Start of RECORDS PROVIDED

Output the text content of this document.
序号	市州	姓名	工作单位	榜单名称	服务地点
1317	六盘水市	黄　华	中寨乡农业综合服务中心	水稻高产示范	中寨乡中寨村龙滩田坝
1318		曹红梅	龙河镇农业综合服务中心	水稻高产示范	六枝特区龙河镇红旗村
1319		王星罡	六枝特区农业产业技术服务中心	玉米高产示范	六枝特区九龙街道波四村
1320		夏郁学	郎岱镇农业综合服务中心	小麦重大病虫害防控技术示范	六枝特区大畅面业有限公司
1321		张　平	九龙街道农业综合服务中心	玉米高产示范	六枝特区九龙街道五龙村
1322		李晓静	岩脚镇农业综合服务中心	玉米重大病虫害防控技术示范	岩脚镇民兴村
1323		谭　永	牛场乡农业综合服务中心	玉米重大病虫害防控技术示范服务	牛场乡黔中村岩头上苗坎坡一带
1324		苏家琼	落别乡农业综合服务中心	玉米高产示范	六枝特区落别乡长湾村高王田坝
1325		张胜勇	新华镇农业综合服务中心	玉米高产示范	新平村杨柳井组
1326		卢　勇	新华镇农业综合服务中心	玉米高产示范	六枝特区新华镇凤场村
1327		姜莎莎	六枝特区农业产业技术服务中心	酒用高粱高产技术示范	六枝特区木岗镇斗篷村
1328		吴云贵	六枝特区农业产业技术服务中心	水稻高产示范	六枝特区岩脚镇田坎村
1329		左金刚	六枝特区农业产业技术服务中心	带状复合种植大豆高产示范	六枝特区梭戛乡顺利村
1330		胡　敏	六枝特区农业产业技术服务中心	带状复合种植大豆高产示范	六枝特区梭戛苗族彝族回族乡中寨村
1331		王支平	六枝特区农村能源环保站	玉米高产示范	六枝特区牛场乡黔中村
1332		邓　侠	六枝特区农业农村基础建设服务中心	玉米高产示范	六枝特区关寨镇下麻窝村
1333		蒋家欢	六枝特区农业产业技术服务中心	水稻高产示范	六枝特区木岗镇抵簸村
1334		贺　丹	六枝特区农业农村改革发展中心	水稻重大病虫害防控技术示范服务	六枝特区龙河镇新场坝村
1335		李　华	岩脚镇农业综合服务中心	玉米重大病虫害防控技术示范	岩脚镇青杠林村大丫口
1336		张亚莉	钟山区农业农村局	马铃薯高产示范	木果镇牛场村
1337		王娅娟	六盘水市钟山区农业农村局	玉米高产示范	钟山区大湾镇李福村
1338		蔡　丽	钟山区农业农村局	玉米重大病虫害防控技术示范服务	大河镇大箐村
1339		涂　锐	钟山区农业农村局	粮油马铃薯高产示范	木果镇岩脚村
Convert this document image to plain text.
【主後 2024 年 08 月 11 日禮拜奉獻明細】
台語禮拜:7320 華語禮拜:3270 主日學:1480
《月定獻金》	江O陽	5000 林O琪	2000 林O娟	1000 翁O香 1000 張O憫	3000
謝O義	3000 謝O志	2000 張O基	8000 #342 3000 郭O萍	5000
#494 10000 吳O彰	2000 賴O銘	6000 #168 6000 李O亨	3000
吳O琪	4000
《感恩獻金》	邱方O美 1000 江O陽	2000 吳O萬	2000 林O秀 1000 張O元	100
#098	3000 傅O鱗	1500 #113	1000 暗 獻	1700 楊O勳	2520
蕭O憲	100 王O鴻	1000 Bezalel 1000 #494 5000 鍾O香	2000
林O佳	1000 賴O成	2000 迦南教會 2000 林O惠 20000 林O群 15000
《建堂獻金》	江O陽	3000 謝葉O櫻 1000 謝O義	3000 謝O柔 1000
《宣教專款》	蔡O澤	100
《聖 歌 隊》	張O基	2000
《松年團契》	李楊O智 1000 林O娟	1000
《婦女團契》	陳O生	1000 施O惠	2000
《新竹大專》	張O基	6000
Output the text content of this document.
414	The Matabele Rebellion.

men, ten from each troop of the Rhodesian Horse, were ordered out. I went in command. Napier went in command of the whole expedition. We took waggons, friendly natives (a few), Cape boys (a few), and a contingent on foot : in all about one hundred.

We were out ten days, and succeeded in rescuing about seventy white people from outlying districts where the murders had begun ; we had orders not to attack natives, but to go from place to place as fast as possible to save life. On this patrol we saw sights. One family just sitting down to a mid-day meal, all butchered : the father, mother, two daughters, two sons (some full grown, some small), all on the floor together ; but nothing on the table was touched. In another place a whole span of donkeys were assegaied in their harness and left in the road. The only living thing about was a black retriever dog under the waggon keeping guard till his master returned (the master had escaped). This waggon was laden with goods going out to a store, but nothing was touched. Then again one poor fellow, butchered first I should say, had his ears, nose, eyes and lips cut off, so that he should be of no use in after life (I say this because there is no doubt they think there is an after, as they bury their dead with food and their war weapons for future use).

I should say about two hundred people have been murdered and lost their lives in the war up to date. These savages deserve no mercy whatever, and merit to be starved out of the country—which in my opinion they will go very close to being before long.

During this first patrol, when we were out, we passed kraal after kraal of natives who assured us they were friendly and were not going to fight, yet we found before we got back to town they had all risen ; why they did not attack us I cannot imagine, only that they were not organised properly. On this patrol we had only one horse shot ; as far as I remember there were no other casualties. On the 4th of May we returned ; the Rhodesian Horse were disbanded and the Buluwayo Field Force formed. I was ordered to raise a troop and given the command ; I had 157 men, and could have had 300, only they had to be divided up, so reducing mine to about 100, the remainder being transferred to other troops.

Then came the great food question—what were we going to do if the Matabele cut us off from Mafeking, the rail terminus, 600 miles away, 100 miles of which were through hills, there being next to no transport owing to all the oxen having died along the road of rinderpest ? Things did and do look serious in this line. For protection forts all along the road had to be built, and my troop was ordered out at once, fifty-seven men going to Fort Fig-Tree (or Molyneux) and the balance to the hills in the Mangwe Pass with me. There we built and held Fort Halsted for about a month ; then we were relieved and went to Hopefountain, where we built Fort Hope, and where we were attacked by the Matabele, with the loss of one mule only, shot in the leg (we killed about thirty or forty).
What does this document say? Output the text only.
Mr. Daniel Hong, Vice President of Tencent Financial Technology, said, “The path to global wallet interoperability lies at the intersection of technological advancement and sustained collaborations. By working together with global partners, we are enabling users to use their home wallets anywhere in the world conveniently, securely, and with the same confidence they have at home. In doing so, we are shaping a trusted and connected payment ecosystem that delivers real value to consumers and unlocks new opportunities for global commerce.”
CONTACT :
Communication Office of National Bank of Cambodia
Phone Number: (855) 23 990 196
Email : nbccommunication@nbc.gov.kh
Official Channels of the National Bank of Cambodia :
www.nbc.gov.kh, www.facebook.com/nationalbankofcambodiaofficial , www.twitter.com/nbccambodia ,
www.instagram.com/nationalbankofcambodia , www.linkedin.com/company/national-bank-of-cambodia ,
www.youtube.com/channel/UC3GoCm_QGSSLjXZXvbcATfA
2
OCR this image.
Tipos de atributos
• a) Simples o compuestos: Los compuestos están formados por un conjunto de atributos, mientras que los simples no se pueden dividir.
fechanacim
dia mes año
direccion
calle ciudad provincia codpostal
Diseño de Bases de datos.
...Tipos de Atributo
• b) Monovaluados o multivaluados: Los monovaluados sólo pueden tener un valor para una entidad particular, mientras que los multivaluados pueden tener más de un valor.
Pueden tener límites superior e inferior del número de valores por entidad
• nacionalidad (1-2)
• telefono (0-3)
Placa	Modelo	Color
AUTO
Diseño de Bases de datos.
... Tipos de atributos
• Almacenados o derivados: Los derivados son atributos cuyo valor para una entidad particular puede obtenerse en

End of RECORDS PROVIDED

Would you write down every record again, exactly?

PROBLEM SOLUTION –
Output the text content of this document.
序号	市州	姓名	工作单位	榜单名称	服务地点
1317	六盘水市	黄　华	中寨乡农业综合服务中心	水稻高产示范	中寨乡中寨村龙滩田坝
1318		曹红梅	龙河镇农业综合服务中心	水稻高产示范	六枝特区龙河镇红旗村
1319		王星罡	六枝特区农业产业技术服务中心	玉米高产示范	六枝特区九龙街道波四村
1320		夏郁学	郎岱镇农业综合服务中心	小麦重大病虫害防控技术示范	六枝特区大畅面业有限公司
1321		张　平	九龙街道农业综合服务中心	玉米高产示范	六枝特区九龙街道五龙村
1322		李晓静	岩脚镇农业综合服务中心	玉米重大病虫害防控技术示范	岩脚镇民兴村
1323		谭　永	牛场乡农业综合服务中心	玉米重大病虫害防控技术示范服务	牛场乡黔中村岩头上苗坎坡一带
1324		苏家琼	落别乡农业综合服务中心	玉米高产示范	六枝特区落别乡长湾村高王田坝
1325		张胜勇	新华镇农业综合服务中心	玉米高产示范	新平村杨柳井组
1326		卢　勇	新华镇农业综合服务中心	玉米高产示范	六枝特区新华镇凤场村
1327		姜莎莎	六枝特区农业产业技术服务中心	酒用高粱高产技术示范	六枝特区木岗镇斗篷村
1328		吴云贵	六枝特区农业产业技术服务中心	水稻高产示范	六枝特区岩脚镇田坎村
1329		左金刚	六枝特区农业产业技术服务中心	带状复合种植大豆高产示范	六枝特区梭戛乡顺利村
1330		胡　敏	六枝特区农业产业技术服务中心	带状复合种植大豆高产示范	六枝特区梭戛苗族彝族回族乡中寨村
1331		王支平	六枝特区农村能源环保站	玉米高产示范	六枝特区牛场乡黔中村
1332		邓　侠	六枝特区农业农村基础建设服务中心	玉米高产示范	六枝特区关寨镇下麻窝村
1333		蒋家欢	六枝特区农业产业技术服务中心	水稻高产示范	六枝特区木岗镇抵簸村
1334		贺　丹	六枝特区农业农村改革发展中心	水稻重大病虫害防控技术示范服务	六枝特区龙河镇新场坝村
1335		李　华	岩脚镇农业综合服务中心	玉米重大病虫害防控技术示范	岩脚镇青杠林村大丫口
1336		张亚莉	钟山区农业农村局	马铃薯高产示范	木果镇牛场村
1337		王娅娟	六盘水市钟山区农业农村局	玉米高产示范	钟山区大湾镇李福村
1338		蔡　丽	钟山区农业农村局	玉米重大病虫害防控技术示范服务	大河镇大箐村
1339		涂　锐	钟山区农业农村局	粮油马铃薯高产示范	木果镇岩脚村
Convert this document image to plain text.
【主後 2024 年 08 月 11 日禮拜奉獻明細】
台語禮拜:7320 華語禮拜:3270 主日學:1480
《月定獻金》	江O陽	5000 林O琪	2000 林O娟	1000 翁O香 1000 張O憫	3000
謝O義	3000 謝O志	2000 張O基	8000 #342 3000 郭O萍	5000
#494 10000 吳O彰	2000 賴O銘	6000 #168 6000 李O亨	3000
吳O琪	4000
《感恩獻金》	邱方O美 1000 江O陽	2000 吳O萬	2000 林O秀 1000 張O元	100
#098	3000 傅O鱗	1500 #113	1000 暗 獻	1700 楊O勳	2520
蕭O憲	100 王O鴻	1000 Bezalel 1000 #494 5000 鍾O香	2000
林O佳	1000 賴O成	2000 迦南教會 2000 林O惠 20000 林O群 15000
《建堂獻金》	江O陽	3000 謝葉O櫻 1000 謝O義	3000 謝O柔 1000
《宣教專款》	蔡O澤	100
《聖 歌 隊》	張O基	2000
《松年團契》	李楊O智 1000 林O娟	1000
《婦女團契》	陳O生	1000 施O惠	2000
《新竹大專》	張O基	6000
Output the text content of this document.
414	The Matabele Rebellion.

men, ten from each troop of the Rhodesian Horse, were ordered out. I went in command. Napier went in command of the whole expedition. We took waggons, friendly natives (a few), Cape boys (a few), and a contingent on foot : in all about one hundred.

We were out ten days, and succeeded in rescuing about seventy white people from outlying districts where the murders had begun ; we had orders not to attack natives, but to go from place to place as fast as possible to save life. On this patrol we saw sights. One family just sitting down to a mid-day meal, all butchered : the father, mother, two daughters, two sons (some full grown, some small), all on the floor together ; but nothing on the table was touched. In another place a whole span of donkeys were assegaied in their harness and left in the road. The only living thing about was a black retriever dog under the waggon keeping guard till his master returned (the master had escaped). This waggon was laden with goods going out to a store, but nothing was touched. Then again one poor fellow, butchered first I should say, had his ears, nose, eyes and lips cut off, so that he should be of no use in after life (I say this because there is no doubt they think there is an after, as they bury their dead with food and their war weapons for future use).

I should say about two hundred people have been murdered and lost their lives in the war up to date. These savages deserve no mercy whatever, and merit to be starved out of the country—which in my opinion they will go very close to being before long.

During this first patrol, when we were out, we passed kraal after kraal of natives who assured us they were friendly and were not going to fight, yet we found before we got back to town they had all risen ; why they did not attack us I cannot imagine, only that they were not organised properly. On this patrol we had only one horse shot ; as far as I remember there were no other casualties. On the 4th of May we returned ; the Rhodesian Horse were disbanded and the Buluwayo Field Force formed. I was ordered to raise a troop and given the command ; I had 157 men, and could have had 300, only they had to be divided up, so reducing mine to about 100, the remainder being transferred to other troops.

Then came the great food question—what were we going to do if the Matabele cut us off from Mafeking, the rail terminus, 600 miles away, 100 miles of which were through hills, there being next to no transport owing to all the oxen having died along the road of rinderpest ? Things did and do look serious in this line. For protection forts all along the road had to be built, and my troop was ordered out at once, fifty-seven men going to Fort Fig-Tree (or Molyneux) and the balance to the hills in the Mangwe Pass with me. There we built and held Fort Halsted for about a month ; then we were relieved and went to Hopefountain, where we built Fort Hope, and where we were attacked by the Matabele, with the loss of one mule only, shot in the leg (we killed about thirty or forty).
What does this document say? Output the text only.
Mr. Daniel Hong, Vice President of Tencent Financial Technology, said, “The path to global wallet interoperability lies at the intersection of technological advancement and sustained collaborations. By working together with global partners, we are enabling users to use their home wallets anywhere in the world conveniently, securely, and with the same confidence they have at home. In doing so, we are shaping a trusted and connected payment ecosystem that delivers real value to consumers and unlocks new opportunities for global commerce.”
CONTACT :
Communication Office of National Bank of Cambodia
Phone Number: (855) 23 990 196
Email : nbccommunication@nbc.gov.kh
Official Channels of the National Bank of Cambodia :
www.nbc.gov.kh, www.facebook.com/nationalbankofcambodiaofficial , www.twitter.com/nbccambodia ,
www.instagram.com/nationalbankofcambodia , www.linkedin.com/company/national-bank-of-cambodia ,
www.youtube.com/channel/UC3GoCm_QGSSLjXZXvbcATfA
2
OCR this image.
Tipos de atributos
• a) Simples o compuestos: Los compuestos están formados por un conjunto de atributos, mientras que los simples no se pueden dividir.
fechanacim
dia mes año
direccion
calle ciudad provincia codpostal
Diseño de Bases de datos.
...Tipos de Atributo
• b) Monovaluados o multivaluados: Los monovaluados sólo pueden tener un valor para una entidad particular, mientras que los multivaluados pueden tener más de un valor.
Pueden tener límites superior e inferior del número de valores por entidad
• nacionalidad (1-2)
• telefono (0-3)
Placa	Modelo	Color
AUTO
Diseño de Bases de datos.
... Tipos de atributos
• Almacenados o derivados: Los derivados son atributos cuyo valor para una entidad particular puede obtenerse en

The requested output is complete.